What you will do:
Copy the data word for word, from its first line through the line containing "grid-dot: [1962, 699, 1968, 705]", including that line.
>> start Extracted entries
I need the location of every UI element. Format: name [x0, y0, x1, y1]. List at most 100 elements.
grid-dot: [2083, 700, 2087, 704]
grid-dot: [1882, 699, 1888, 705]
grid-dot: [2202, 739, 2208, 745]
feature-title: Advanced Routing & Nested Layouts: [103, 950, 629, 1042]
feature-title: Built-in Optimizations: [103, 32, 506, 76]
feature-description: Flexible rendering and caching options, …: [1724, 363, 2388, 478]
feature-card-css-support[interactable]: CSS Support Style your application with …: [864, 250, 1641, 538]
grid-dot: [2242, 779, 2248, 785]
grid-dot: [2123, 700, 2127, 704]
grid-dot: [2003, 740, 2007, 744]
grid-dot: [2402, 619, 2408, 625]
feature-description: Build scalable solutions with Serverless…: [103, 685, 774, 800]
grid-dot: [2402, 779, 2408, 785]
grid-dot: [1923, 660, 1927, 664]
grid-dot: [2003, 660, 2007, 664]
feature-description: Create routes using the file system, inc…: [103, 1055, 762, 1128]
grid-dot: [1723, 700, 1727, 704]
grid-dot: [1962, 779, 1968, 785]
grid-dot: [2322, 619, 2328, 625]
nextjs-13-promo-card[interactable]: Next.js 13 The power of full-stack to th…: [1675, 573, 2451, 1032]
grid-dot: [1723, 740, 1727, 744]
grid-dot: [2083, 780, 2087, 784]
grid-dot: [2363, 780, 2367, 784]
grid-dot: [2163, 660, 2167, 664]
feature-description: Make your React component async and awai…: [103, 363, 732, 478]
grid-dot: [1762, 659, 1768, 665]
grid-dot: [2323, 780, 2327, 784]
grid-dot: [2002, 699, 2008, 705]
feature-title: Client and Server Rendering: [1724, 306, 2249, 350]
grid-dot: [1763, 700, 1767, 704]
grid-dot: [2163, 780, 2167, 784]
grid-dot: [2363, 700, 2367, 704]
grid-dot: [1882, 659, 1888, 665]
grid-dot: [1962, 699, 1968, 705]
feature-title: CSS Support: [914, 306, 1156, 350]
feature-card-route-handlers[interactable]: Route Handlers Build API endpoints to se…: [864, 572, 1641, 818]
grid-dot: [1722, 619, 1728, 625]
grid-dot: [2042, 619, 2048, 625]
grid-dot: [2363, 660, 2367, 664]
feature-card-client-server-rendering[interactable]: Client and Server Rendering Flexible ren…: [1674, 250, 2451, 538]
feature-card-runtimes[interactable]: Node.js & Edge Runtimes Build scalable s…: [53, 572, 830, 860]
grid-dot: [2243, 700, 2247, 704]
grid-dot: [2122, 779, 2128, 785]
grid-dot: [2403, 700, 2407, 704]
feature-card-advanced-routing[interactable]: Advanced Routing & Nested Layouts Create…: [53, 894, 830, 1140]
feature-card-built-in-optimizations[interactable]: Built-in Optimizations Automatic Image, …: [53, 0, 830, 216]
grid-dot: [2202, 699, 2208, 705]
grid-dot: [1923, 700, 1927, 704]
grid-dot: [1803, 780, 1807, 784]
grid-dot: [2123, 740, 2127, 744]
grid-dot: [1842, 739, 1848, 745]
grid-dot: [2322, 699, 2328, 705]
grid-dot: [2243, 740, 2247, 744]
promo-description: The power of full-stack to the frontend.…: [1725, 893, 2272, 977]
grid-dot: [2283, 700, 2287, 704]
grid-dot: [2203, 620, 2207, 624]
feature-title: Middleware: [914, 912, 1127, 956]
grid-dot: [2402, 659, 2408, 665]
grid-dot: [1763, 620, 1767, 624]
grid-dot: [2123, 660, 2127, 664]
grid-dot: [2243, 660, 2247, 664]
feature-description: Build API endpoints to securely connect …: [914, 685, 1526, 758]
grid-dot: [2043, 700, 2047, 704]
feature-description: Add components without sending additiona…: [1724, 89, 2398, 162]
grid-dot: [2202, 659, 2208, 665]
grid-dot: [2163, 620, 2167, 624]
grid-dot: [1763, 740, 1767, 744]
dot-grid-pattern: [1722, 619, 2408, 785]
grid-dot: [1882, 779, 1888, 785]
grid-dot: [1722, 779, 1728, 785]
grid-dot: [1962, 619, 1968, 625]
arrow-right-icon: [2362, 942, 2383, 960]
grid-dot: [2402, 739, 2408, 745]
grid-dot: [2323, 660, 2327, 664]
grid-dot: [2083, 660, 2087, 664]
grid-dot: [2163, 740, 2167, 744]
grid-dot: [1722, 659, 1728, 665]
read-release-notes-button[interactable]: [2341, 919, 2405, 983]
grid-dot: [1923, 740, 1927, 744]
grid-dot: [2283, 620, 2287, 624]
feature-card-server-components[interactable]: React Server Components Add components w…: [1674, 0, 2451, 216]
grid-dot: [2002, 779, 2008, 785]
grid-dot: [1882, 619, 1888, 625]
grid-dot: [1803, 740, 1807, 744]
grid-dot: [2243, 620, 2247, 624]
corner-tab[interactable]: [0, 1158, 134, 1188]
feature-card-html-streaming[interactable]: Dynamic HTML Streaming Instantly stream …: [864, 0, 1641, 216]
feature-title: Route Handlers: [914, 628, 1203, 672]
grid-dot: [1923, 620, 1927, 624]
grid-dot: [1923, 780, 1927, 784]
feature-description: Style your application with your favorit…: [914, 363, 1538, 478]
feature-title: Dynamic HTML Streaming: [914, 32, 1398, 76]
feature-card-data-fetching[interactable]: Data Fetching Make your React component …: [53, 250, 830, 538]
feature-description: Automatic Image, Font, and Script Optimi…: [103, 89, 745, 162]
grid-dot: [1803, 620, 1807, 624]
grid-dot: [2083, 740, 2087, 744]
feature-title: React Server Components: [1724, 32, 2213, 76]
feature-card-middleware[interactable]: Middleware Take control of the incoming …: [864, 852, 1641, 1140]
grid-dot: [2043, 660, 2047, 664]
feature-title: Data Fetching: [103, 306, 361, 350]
>> end Extracted entries
Answer in full:
I need the location of every UI element. Format: name [x0, y0, x1, y1]. List at most 100 elements.
grid-dot: [2083, 700, 2087, 704]
grid-dot: [1882, 699, 1888, 705]
grid-dot: [2202, 739, 2208, 745]
feature-title: Advanced Routing & Nested Layouts: [103, 950, 629, 1042]
feature-title: Built-in Optimizations: [103, 32, 506, 76]
feature-description: Flexible rendering and caching options, …: [1724, 363, 2388, 478]
feature-card-css-support[interactable]: CSS Support Style your application with …: [864, 250, 1641, 538]
grid-dot: [2242, 779, 2248, 785]
grid-dot: [2123, 700, 2127, 704]
grid-dot: [2003, 740, 2007, 744]
grid-dot: [2402, 619, 2408, 625]
feature-description: Build scalable solutions with Serverless…: [103, 685, 774, 800]
grid-dot: [2402, 779, 2408, 785]
grid-dot: [1923, 660, 1927, 664]
grid-dot: [2003, 660, 2007, 664]
feature-description: Create routes using the file system, inc…: [103, 1055, 762, 1128]
grid-dot: [1723, 700, 1727, 704]
grid-dot: [1962, 779, 1968, 785]
grid-dot: [2322, 619, 2328, 625]
nextjs-13-promo-card[interactable]: Next.js 13 The power of full-stack to th…: [1675, 573, 2451, 1032]
grid-dot: [1723, 740, 1727, 744]
grid-dot: [2083, 780, 2087, 784]
grid-dot: [2363, 780, 2367, 784]
grid-dot: [2163, 660, 2167, 664]
feature-description: Make your React component async and awai…: [103, 363, 732, 478]
grid-dot: [1762, 659, 1768, 665]
grid-dot: [2323, 780, 2327, 784]
grid-dot: [2002, 699, 2008, 705]
feature-title: Client and Server Rendering: [1724, 306, 2249, 350]
grid-dot: [1763, 700, 1767, 704]
grid-dot: [2163, 780, 2167, 784]
grid-dot: [2363, 700, 2367, 704]
grid-dot: [1882, 659, 1888, 665]
grid-dot: [1962, 699, 1968, 705]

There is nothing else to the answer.